*What you will do*
Without the pictures, give the entries below again exactly as written.

(Records from a collection)
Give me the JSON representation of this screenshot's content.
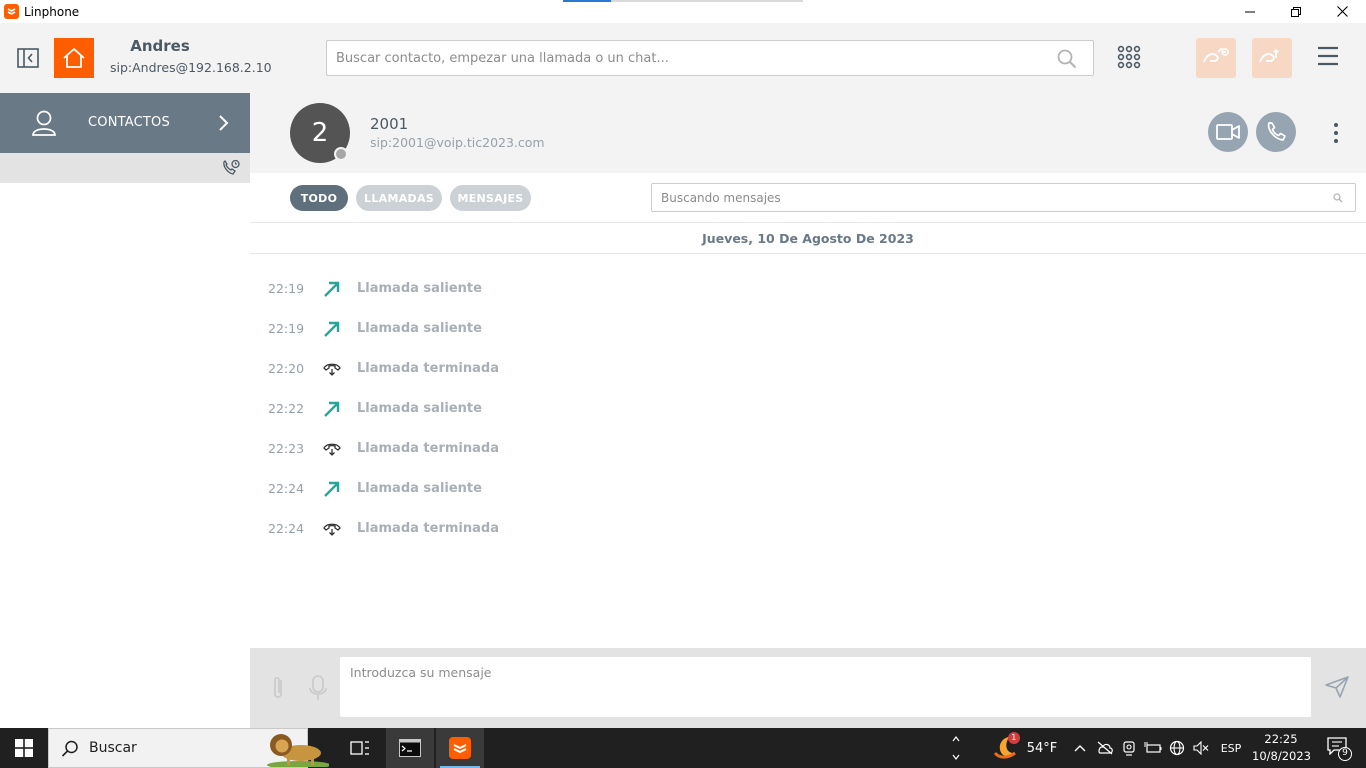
{
  "window": {
    "title": "Linphone",
    "minimize_glyph": "—",
    "restore_glyph": "❐",
    "close_glyph": "✕"
  },
  "account": {
    "name": "Andres",
    "address": "sip:Andres@192.168.2.10"
  },
  "search": {
    "placeholder": "Buscar contacto, empezar una llamada o un chat..."
  },
  "sidebar": {
    "contacts_label": "CONTACTOS"
  },
  "contact": {
    "avatar_initial": "2",
    "name": "2001",
    "sip": "sip:2001@voip.tic2023.com"
  },
  "filters": [
    {
      "label": "TODO",
      "active": true
    },
    {
      "label": "LLAMADAS",
      "active": false
    },
    {
      "label": "MENSAJES",
      "active": false
    }
  ],
  "message_search": {
    "placeholder": "Buscando mensajes"
  },
  "date_header": "Jueves, 10 De Agosto De 2023",
  "events": [
    {
      "time": "22:19",
      "type": "outgoing",
      "label": "Llamada saliente"
    },
    {
      "time": "22:19",
      "type": "outgoing",
      "label": "Llamada saliente"
    },
    {
      "time": "22:20",
      "type": "ended",
      "label": "Llamada terminada"
    },
    {
      "time": "22:22",
      "type": "outgoing",
      "label": "Llamada saliente"
    },
    {
      "time": "22:23",
      "type": "ended",
      "label": "Llamada terminada"
    },
    {
      "time": "22:24",
      "type": "outgoing",
      "label": "Llamada saliente"
    },
    {
      "time": "22:24",
      "type": "ended",
      "label": "Llamada terminada"
    }
  ],
  "composer": {
    "placeholder": "Introduzca su mensaje"
  },
  "taskbar": {
    "search_label": "Buscar",
    "weather_temp": "54°F",
    "weather_badge": "1",
    "language": "ESP",
    "time": "22:25",
    "date": "10/8/2023",
    "notifications_count": "9"
  },
  "colors": {
    "accent": "#fe5e00",
    "sidebar_active": "#6a7986",
    "outgoing_arrow": "#26a69a",
    "text_dark": "#4b5964"
  }
}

*Solution*
Give me the JSON representation of this screenshot's content.
{
  "window": {
    "title": "Linphone",
    "minimize_glyph": "—",
    "restore_glyph": "❐",
    "close_glyph": "✕"
  },
  "account": {
    "name": "Andres",
    "address": "sip:Andres@192.168.2.10"
  },
  "search": {
    "placeholder": "Buscar contacto, empezar una llamada o un chat..."
  },
  "sidebar": {
    "contacts_label": "CONTACTOS"
  },
  "contact": {
    "avatar_initial": "2",
    "name": "2001",
    "sip": "sip:2001@voip.tic2023.com"
  },
  "filters": [
    {
      "label": "TODO",
      "active": true
    },
    {
      "label": "LLAMADAS",
      "active": false
    },
    {
      "label": "MENSAJES",
      "active": false
    }
  ],
  "message_search": {
    "placeholder": "Buscando mensajes"
  },
  "date_header": "Jueves, 10 De Agosto De 2023",
  "events": [
    {
      "time": "22:19",
      "type": "outgoing",
      "label": "Llamada saliente"
    },
    {
      "time": "22:19",
      "type": "outgoing",
      "label": "Llamada saliente"
    },
    {
      "time": "22:20",
      "type": "ended",
      "label": "Llamada terminada"
    },
    {
      "time": "22:22",
      "type": "outgoing",
      "label": "Llamada saliente"
    },
    {
      "time": "22:23",
      "type": "ended",
      "label": "Llamada terminada"
    },
    {
      "time": "22:24",
      "type": "outgoing",
      "label": "Llamada saliente"
    },
    {
      "time": "22:24",
      "type": "ended",
      "label": "Llamada terminada"
    }
  ],
  "composer": {
    "placeholder": "Introduzca su mensaje"
  },
  "taskbar": {
    "search_label": "Buscar",
    "weather_temp": "54°F",
    "weather_badge": "1",
    "language": "ESP",
    "time": "22:25",
    "date": "10/8/2023",
    "notifications_count": "9"
  },
  "colors": {
    "accent": "#fe5e00",
    "sidebar_active": "#6a7986",
    "outgoing_arrow": "#26a69a",
    "text_dark": "#4b5964"
  }
}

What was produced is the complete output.